§ About this task: Each record should appear again in the response exactly as it does in the original.

§ Records from a collection:
----------

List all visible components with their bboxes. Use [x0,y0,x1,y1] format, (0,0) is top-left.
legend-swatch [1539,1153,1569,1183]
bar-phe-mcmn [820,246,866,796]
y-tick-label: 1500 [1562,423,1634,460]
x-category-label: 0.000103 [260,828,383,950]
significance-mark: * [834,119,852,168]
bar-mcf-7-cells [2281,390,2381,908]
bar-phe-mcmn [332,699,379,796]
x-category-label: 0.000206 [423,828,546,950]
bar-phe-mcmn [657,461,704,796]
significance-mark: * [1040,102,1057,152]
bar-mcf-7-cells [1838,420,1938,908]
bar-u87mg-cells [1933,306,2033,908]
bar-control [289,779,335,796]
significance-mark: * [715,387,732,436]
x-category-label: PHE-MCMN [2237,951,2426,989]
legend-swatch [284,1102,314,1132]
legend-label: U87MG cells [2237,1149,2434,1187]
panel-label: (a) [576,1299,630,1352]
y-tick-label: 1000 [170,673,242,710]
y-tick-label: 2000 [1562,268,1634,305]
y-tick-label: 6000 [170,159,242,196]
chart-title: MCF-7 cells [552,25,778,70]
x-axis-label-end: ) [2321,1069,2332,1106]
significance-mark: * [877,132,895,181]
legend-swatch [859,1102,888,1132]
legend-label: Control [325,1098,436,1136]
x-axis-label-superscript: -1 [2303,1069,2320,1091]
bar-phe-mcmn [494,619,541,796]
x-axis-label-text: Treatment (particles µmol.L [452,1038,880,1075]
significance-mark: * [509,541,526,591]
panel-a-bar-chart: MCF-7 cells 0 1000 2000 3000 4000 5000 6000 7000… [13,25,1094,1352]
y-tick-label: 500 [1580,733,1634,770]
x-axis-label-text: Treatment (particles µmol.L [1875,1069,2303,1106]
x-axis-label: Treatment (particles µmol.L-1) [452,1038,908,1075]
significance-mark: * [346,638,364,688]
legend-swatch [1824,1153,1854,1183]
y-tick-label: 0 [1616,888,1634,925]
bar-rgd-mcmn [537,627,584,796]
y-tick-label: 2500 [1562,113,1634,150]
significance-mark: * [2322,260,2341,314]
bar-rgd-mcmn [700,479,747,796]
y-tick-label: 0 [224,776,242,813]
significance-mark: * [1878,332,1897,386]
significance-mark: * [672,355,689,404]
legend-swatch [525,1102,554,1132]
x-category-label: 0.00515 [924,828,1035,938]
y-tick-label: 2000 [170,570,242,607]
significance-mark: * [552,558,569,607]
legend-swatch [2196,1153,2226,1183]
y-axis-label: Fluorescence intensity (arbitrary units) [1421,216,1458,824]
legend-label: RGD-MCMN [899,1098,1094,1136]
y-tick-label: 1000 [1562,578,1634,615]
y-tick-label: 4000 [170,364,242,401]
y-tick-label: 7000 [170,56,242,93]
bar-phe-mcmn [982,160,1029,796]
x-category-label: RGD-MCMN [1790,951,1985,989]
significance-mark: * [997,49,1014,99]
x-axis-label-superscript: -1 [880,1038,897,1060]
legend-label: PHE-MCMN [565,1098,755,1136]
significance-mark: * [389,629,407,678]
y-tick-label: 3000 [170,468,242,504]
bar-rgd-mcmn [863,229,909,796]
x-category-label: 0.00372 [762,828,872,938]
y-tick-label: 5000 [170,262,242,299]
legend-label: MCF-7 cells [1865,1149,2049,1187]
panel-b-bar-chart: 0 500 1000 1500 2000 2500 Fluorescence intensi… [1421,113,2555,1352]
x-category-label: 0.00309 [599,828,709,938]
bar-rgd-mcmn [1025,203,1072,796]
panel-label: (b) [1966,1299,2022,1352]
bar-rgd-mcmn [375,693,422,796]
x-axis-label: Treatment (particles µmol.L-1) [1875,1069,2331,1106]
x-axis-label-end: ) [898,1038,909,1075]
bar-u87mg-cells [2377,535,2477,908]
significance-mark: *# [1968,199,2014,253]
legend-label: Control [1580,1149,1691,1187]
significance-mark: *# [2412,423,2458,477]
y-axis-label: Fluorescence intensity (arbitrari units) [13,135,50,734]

----------

§ Completed task:
List all visible components with their bboxes. Use [x0,y0,x1,y1] format, (0,0) is top-left.
legend-swatch [1539,1153,1569,1183]
bar-phe-mcmn [820,246,866,796]
y-tick-label: 1500 [1562,423,1634,460]
x-category-label: 0.000103 [260,828,383,950]
significance-mark: * [834,119,852,168]
bar-mcf-7-cells [2281,390,2381,908]
bar-phe-mcmn [332,699,379,796]
x-category-label: 0.000206 [423,828,546,950]
bar-phe-mcmn [657,461,704,796]
significance-mark: * [1040,102,1057,152]
bar-mcf-7-cells [1838,420,1938,908]
bar-u87mg-cells [1933,306,2033,908]
bar-control [289,779,335,796]
significance-mark: * [715,387,732,436]
x-category-label: PHE-MCMN [2237,951,2426,989]
legend-swatch [284,1102,314,1132]
legend-label: U87MG cells [2237,1149,2434,1187]
panel-label: (a) [576,1299,630,1352]
y-tick-label: 1000 [170,673,242,710]
y-tick-label: 2000 [1562,268,1634,305]
y-tick-label: 6000 [170,159,242,196]
chart-title: MCF-7 cells [552,25,778,70]
x-axis-label-end: ) [2321,1069,2332,1106]
significance-mark: * [877,132,895,181]
legend-swatch [859,1102,888,1132]
legend-label: Control [325,1098,436,1136]
x-axis-label-superscript: -1 [2303,1069,2320,1091]
bar-phe-mcmn [494,619,541,796]
x-axis-label-text: Treatment (particles µmol.L [452,1038,880,1075]
significance-mark: * [509,541,526,591]
panel-a-bar-chart: MCF-7 cells 0 1000 2000 3000 4000 5000 6000 7000… [13,25,1094,1352]
y-tick-label: 500 [1580,733,1634,770]
x-axis-label-text: Treatment (particles µmol.L [1875,1069,2303,1106]
x-axis-label: Treatment (particles µmol.L-1) [452,1038,908,1075]
significance-mark: * [346,638,364,688]
legend-swatch [1824,1153,1854,1183]
y-tick-label: 0 [1616,888,1634,925]
bar-rgd-mcmn [537,627,584,796]
y-tick-label: 2500 [1562,113,1634,150]
significance-mark: * [2322,260,2341,314]
bar-rgd-mcmn [700,479,747,796]
y-tick-label: 0 [224,776,242,813]
significance-mark: * [1878,332,1897,386]
significance-mark: * [672,355,689,404]
legend-swatch [525,1102,554,1132]
x-category-label: 0.00515 [924,828,1035,938]
y-tick-label: 2000 [170,570,242,607]
significance-mark: * [552,558,569,607]
legend-swatch [2196,1153,2226,1183]
y-axis-label: Fluorescence intensity (arbitrary units) [1421,216,1458,824]
legend-label: RGD-MCMN [899,1098,1094,1136]
y-tick-label: 1000 [1562,578,1634,615]
y-tick-label: 4000 [170,364,242,401]
y-tick-label: 7000 [170,56,242,93]
bar-phe-mcmn [982,160,1029,796]
x-category-label: RGD-MCMN [1790,951,1985,989]
significance-mark: * [997,49,1014,99]
x-axis-label-superscript: -1 [880,1038,897,1060]
legend-label: PHE-MCMN [565,1098,755,1136]
significance-mark: * [389,629,407,678]
y-tick-label: 3000 [170,468,242,504]
bar-rgd-mcmn [863,229,909,796]
x-category-label: 0.00372 [762,828,872,938]
y-tick-label: 5000 [170,262,242,299]
legend-label: MCF-7 cells [1865,1149,2049,1187]
panel-b-bar-chart: 0 500 1000 1500 2000 2500 Fluorescence intensi… [1421,113,2555,1352]
x-category-label: 0.00309 [599,828,709,938]
bar-rgd-mcmn [1025,203,1072,796]
panel-label: (b) [1966,1299,2022,1352]
bar-rgd-mcmn [375,693,422,796]
x-axis-label: Treatment (particles µmol.L-1) [1875,1069,2331,1106]
x-axis-label-end: ) [898,1038,909,1075]
bar-u87mg-cells [2377,535,2477,908]
significance-mark: *# [1968,199,2014,253]
legend-label: Control [1580,1149,1691,1187]
significance-mark: *# [2412,423,2458,477]
y-axis-label: Fluorescence intensity (arbitrari units) [13,135,50,734]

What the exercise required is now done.